Stated exercise ::
Within the records that follow, find every line containing the string "data". Copy those lines.

Stored rows ::
--- begin ---

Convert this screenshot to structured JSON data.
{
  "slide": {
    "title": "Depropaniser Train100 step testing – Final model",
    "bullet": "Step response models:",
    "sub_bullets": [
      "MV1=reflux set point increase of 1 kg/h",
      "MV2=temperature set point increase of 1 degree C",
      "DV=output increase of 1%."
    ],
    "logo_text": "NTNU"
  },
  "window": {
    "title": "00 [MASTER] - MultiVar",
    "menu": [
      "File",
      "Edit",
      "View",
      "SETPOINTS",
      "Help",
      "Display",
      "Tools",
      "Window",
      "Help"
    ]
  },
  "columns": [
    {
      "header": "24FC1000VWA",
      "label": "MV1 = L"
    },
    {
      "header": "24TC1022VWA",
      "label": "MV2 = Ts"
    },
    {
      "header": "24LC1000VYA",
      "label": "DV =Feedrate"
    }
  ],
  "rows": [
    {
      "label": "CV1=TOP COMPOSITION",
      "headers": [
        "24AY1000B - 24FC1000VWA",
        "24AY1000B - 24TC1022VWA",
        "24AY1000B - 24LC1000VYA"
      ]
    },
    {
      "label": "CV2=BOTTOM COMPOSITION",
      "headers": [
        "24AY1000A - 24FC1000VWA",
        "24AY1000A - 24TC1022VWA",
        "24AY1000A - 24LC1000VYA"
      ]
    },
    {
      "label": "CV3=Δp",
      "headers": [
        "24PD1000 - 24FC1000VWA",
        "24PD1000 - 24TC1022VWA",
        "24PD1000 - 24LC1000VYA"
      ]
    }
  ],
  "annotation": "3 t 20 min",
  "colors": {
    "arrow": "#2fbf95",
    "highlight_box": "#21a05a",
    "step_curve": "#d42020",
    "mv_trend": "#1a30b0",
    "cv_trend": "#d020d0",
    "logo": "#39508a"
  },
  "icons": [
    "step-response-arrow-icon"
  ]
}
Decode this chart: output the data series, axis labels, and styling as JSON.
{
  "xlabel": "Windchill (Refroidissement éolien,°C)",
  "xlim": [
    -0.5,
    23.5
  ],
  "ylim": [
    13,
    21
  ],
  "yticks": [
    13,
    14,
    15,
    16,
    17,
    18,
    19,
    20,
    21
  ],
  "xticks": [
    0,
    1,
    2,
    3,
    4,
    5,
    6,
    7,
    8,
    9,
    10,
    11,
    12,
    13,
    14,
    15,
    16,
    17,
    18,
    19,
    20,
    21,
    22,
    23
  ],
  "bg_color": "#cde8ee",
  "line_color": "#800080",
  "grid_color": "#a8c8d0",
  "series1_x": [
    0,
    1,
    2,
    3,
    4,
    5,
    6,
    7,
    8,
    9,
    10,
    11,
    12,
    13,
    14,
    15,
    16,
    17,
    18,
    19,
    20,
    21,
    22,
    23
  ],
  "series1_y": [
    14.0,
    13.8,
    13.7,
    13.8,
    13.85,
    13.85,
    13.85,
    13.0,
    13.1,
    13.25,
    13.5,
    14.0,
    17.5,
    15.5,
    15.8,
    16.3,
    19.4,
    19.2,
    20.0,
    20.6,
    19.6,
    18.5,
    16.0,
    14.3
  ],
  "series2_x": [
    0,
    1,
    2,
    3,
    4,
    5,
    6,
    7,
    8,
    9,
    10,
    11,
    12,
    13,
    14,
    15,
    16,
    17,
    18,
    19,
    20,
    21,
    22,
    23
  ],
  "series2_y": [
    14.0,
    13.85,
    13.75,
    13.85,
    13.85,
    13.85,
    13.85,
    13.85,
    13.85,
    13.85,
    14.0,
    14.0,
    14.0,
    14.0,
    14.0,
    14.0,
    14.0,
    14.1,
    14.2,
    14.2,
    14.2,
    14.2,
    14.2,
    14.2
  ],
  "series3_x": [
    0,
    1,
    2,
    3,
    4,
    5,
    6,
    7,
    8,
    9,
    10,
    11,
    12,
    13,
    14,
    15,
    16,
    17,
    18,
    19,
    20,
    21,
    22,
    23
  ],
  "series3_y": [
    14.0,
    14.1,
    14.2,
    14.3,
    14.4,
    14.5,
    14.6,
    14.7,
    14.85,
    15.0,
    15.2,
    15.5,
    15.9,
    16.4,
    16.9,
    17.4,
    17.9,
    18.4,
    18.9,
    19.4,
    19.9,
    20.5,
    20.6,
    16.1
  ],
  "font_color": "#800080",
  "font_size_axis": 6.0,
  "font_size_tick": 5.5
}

--- end ---

Correct response ::
Convert this screenshot to structured JSON data.
Decode this chart: output the data series, axis labels, and styling as JSON.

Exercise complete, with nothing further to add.